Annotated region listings
☆ ☆ ☆ ☆ ☆
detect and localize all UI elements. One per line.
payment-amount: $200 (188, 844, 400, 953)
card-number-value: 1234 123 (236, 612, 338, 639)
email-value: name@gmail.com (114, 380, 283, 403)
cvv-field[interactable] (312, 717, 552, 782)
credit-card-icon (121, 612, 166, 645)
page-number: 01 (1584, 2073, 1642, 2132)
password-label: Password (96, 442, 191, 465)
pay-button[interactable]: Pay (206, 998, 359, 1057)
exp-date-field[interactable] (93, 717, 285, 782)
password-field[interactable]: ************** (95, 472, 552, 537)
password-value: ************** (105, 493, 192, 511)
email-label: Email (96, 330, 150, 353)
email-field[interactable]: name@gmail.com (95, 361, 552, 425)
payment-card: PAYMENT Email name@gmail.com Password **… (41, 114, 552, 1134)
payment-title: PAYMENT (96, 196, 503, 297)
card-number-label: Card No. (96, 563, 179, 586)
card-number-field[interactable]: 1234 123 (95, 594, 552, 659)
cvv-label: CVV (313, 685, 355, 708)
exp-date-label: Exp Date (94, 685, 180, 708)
☆ ☆ ☆ ☆ ☆
Goal of the exercise:
In all of the entries above, swap "interactable" for "clickable" wherever it occurs and reproduce the lines with nothing else changed.

Reply:
detect and localize all UI elements. One per line.
payment-amount: $200 (188, 844, 400, 953)
card-number-value: 1234 123 (236, 612, 338, 639)
email-value: name@gmail.com (114, 380, 283, 403)
cvv-field[clickable] (312, 717, 552, 782)
credit-card-icon (121, 612, 166, 645)
page-number: 01 (1584, 2073, 1642, 2132)
password-label: Password (96, 442, 191, 465)
pay-button[clickable]: Pay (206, 998, 359, 1057)
exp-date-field[clickable] (93, 717, 285, 782)
password-field[clickable]: ************** (95, 472, 552, 537)
password-value: ************** (105, 493, 192, 511)
email-label: Email (96, 330, 150, 353)
email-field[clickable]: name@gmail.com (95, 361, 552, 425)
payment-card: PAYMENT Email name@gmail.com Password **… (41, 114, 552, 1134)
payment-title: PAYMENT (96, 196, 503, 297)
card-number-label: Card No. (96, 563, 179, 586)
card-number-field[clickable]: 1234 123 (95, 594, 552, 659)
cvv-label: CVV (313, 685, 355, 708)
exp-date-label: Exp Date (94, 685, 180, 708)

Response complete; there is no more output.